Stored data:
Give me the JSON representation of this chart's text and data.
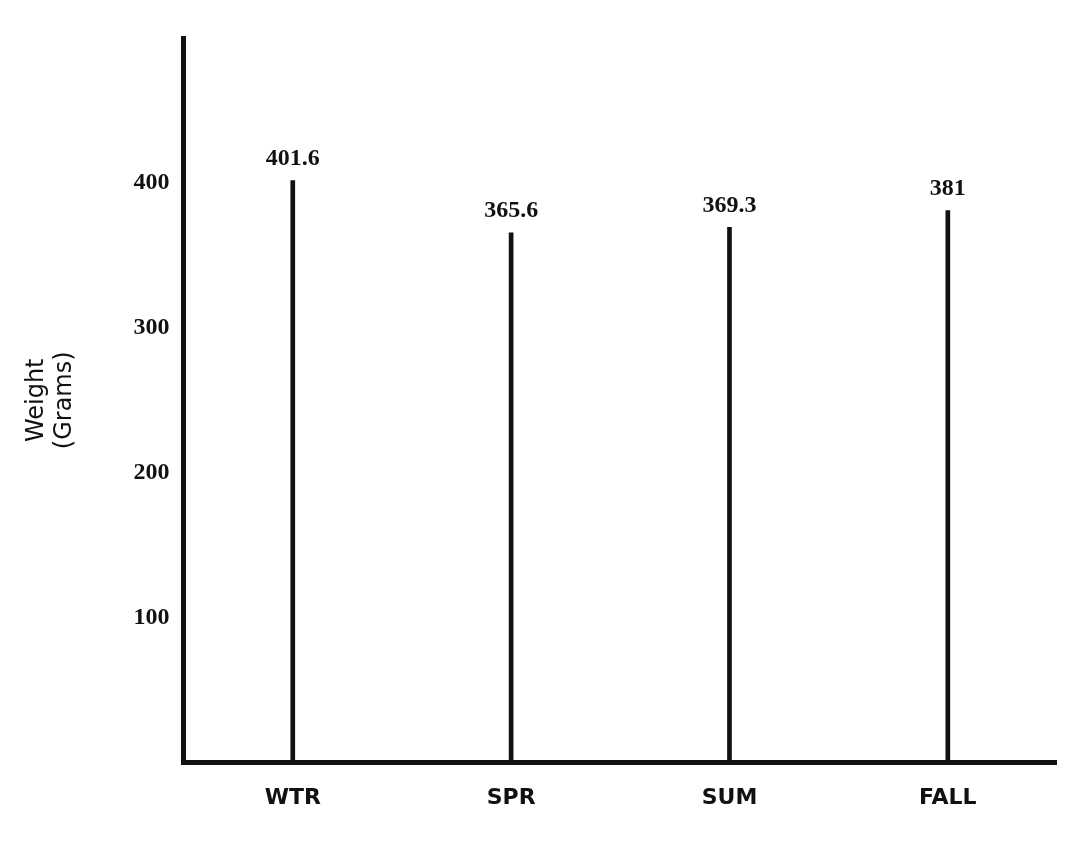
{
  "chart_data": {
    "type": "bar",
    "categories": [
      "WTR",
      "SPR",
      "SUM",
      "FALL"
    ],
    "values": [
      401.6,
      365.6,
      369.3,
      381
    ],
    "color": "#111111",
    "ylabel": "Weight\n(Grams)",
    "ylim": [
      0,
      500
    ],
    "yticks": [
      100,
      200,
      300,
      400
    ],
    "grid": false,
    "legend": false,
    "data_labels": true
  }
}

* Aim:
All of the material above needs to be restated exactly, with no pictures.

* Right answer:
Give me the JSON representation of this chart's text and data.
{
  "chart_data": {
    "type": "bar",
    "categories": [
      "WTR",
      "SPR",
      "SUM",
      "FALL"
    ],
    "values": [
      401.6,
      365.6,
      369.3,
      381
    ],
    "color": "#111111",
    "ylabel": "Weight\n(Grams)",
    "ylim": [
      0,
      500
    ],
    "yticks": [
      100,
      200,
      300,
      400
    ],
    "grid": false,
    "legend": false,
    "data_labels": true
  }
}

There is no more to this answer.